= DATASET ENTRIES =
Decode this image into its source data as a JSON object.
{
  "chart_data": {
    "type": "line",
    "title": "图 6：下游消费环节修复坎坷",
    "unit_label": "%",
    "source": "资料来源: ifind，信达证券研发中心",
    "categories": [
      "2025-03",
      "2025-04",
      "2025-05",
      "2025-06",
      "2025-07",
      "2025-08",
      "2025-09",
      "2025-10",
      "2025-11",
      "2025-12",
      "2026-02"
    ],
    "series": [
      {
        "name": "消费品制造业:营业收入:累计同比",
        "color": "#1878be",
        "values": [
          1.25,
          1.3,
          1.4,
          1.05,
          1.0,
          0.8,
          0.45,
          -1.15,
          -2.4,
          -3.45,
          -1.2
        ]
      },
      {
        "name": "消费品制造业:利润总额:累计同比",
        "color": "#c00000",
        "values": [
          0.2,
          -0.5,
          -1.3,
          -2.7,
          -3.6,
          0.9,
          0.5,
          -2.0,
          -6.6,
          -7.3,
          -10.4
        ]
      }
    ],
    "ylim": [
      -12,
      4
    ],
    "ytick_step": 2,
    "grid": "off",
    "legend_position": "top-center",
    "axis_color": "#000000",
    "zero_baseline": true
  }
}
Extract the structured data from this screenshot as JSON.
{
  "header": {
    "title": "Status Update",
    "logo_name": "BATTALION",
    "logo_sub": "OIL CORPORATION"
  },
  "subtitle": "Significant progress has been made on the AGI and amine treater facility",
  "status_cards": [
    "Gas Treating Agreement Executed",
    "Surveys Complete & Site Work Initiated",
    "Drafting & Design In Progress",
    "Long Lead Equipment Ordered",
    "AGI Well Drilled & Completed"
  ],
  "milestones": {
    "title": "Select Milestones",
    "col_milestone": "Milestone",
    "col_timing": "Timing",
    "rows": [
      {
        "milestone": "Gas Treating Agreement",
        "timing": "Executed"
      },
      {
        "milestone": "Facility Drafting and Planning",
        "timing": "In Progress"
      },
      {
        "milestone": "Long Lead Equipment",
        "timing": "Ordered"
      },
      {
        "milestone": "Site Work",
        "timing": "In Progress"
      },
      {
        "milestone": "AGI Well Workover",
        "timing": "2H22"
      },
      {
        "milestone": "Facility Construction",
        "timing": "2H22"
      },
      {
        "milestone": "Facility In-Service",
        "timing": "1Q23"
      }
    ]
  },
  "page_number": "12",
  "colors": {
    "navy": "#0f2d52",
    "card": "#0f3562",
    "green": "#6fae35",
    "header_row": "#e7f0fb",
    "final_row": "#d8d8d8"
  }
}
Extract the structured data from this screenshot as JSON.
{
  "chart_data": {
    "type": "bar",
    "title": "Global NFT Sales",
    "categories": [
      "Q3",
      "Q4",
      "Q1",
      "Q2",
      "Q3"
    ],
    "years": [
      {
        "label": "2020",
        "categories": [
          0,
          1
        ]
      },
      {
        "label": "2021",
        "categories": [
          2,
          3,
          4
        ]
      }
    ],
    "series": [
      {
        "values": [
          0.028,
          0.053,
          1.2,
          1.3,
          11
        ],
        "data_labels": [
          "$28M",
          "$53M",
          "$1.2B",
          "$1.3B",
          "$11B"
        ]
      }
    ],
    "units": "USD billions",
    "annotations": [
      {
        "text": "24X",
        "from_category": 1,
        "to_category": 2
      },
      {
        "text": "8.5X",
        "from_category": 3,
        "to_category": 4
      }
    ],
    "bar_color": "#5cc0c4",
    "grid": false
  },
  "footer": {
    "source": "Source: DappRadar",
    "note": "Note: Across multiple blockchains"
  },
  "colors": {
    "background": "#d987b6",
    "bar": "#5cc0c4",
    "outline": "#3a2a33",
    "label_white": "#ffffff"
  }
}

= WRITTEN TASK =
All of the material above needs to be copied exactly.

= COMPLETED TASK =
Decode this image into its source data as a JSON object.
{
  "chart_data": {
    "type": "line",
    "title": "图 6：下游消费环节修复坎坷",
    "unit_label": "%",
    "source": "资料来源: ifind，信达证券研发中心",
    "categories": [
      "2025-03",
      "2025-04",
      "2025-05",
      "2025-06",
      "2025-07",
      "2025-08",
      "2025-09",
      "2025-10",
      "2025-11",
      "2025-12",
      "2026-02"
    ],
    "series": [
      {
        "name": "消费品制造业:营业收入:累计同比",
        "color": "#1878be",
        "values": [
          1.25,
          1.3,
          1.4,
          1.05,
          1.0,
          0.8,
          0.45,
          -1.15,
          -2.4,
          -3.45,
          -1.2
        ]
      },
      {
        "name": "消费品制造业:利润总额:累计同比",
        "color": "#c00000",
        "values": [
          0.2,
          -0.5,
          -1.3,
          -2.7,
          -3.6,
          0.9,
          0.5,
          -2.0,
          -6.6,
          -7.3,
          -10.4
        ]
      }
    ],
    "ylim": [
      -12,
      4
    ],
    "ytick_step": 2,
    "grid": "off",
    "legend_position": "top-center",
    "axis_color": "#000000",
    "zero_baseline": true
  }
}
Extract the structured data from this screenshot as JSON.
{
  "header": {
    "title": "Status Update",
    "logo_name": "BATTALION",
    "logo_sub": "OIL CORPORATION"
  },
  "subtitle": "Significant progress has been made on the AGI and amine treater facility",
  "status_cards": [
    "Gas Treating Agreement Executed",
    "Surveys Complete & Site Work Initiated",
    "Drafting & Design In Progress",
    "Long Lead Equipment Ordered",
    "AGI Well Drilled & Completed"
  ],
  "milestones": {
    "title": "Select Milestones",
    "col_milestone": "Milestone",
    "col_timing": "Timing",
    "rows": [
      {
        "milestone": "Gas Treating Agreement",
        "timing": "Executed"
      },
      {
        "milestone": "Facility Drafting and Planning",
        "timing": "In Progress"
      },
      {
        "milestone": "Long Lead Equipment",
        "timing": "Ordered"
      },
      {
        "milestone": "Site Work",
        "timing": "In Progress"
      },
      {
        "milestone": "AGI Well Workover",
        "timing": "2H22"
      },
      {
        "milestone": "Facility Construction",
        "timing": "2H22"
      },
      {
        "milestone": "Facility In-Service",
        "timing": "1Q23"
      }
    ]
  },
  "page_number": "12",
  "colors": {
    "navy": "#0f2d52",
    "card": "#0f3562",
    "green": "#6fae35",
    "header_row": "#e7f0fb",
    "final_row": "#d8d8d8"
  }
}
Extract the structured data from this screenshot as JSON.
{
  "chart_data": {
    "type": "bar",
    "title": "Global NFT Sales",
    "categories": [
      "Q3",
      "Q4",
      "Q1",
      "Q2",
      "Q3"
    ],
    "years": [
      {
        "label": "2020",
        "categories": [
          0,
          1
        ]
      },
      {
        "label": "2021",
        "categories": [
          2,
          3,
          4
        ]
      }
    ],
    "series": [
      {
        "values": [
          0.028,
          0.053,
          1.2,
          1.3,
          11
        ],
        "data_labels": [
          "$28M",
          "$53M",
          "$1.2B",
          "$1.3B",
          "$11B"
        ]
      }
    ],
    "units": "USD billions",
    "annotations": [
      {
        "text": "24X",
        "from_category": 1,
        "to_category": 2
      },
      {
        "text": "8.5X",
        "from_category": 3,
        "to_category": 4
      }
    ],
    "bar_color": "#5cc0c4",
    "grid": false
  },
  "footer": {
    "source": "Source: DappRadar",
    "note": "Note: Across multiple blockchains"
  },
  "colors": {
    "background": "#d987b6",
    "bar": "#5cc0c4",
    "outline": "#3a2a33",
    "label_white": "#ffffff"
  }
}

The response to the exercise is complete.